# WHAT IS EXPECTED
Drop the pictures, then extract the listing word for word.

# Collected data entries
* START *

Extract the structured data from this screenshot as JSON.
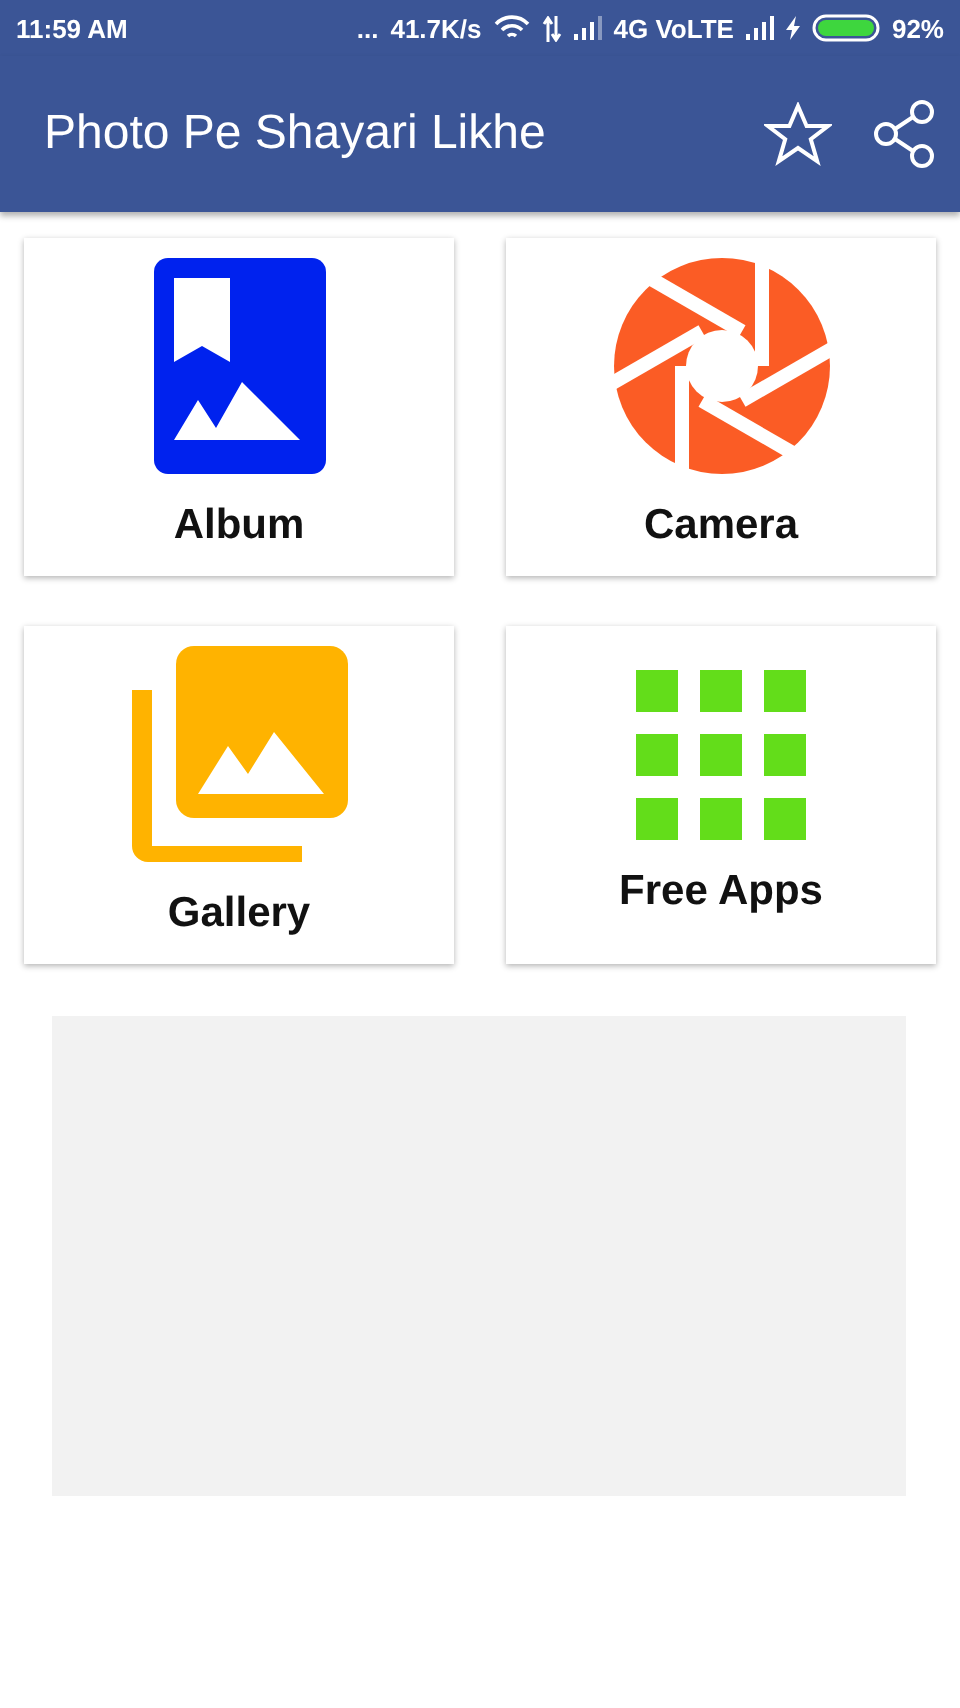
{
  "status_bar": {
    "time": "11:59 AM",
    "dots": "...",
    "speed": "41.7K/s",
    "network": "4G VoLTE",
    "battery": "92%"
  },
  "app_bar": {
    "title": "Photo Pe Shayari Likhe"
  },
  "tiles": [
    {
      "kind": "album",
      "label": "Album"
    },
    {
      "kind": "camera",
      "label": "Camera"
    },
    {
      "kind": "gallery",
      "label": "Gallery"
    },
    {
      "kind": "apps",
      "label": "Free Apps"
    }
  ]
}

* END *

# ANSWER TO THIS EXERCISE
Extract the structured data from this screenshot as JSON.
{
  "status_bar": {
    "time": "11:59 AM",
    "dots": "...",
    "speed": "41.7K/s",
    "network": "4G VoLTE",
    "battery": "92%"
  },
  "app_bar": {
    "title": "Photo Pe Shayari Likhe"
  },
  "tiles": [
    {
      "kind": "album",
      "label": "Album"
    },
    {
      "kind": "camera",
      "label": "Camera"
    },
    {
      "kind": "gallery",
      "label": "Gallery"
    },
    {
      "kind": "apps",
      "label": "Free Apps"
    }
  ]
}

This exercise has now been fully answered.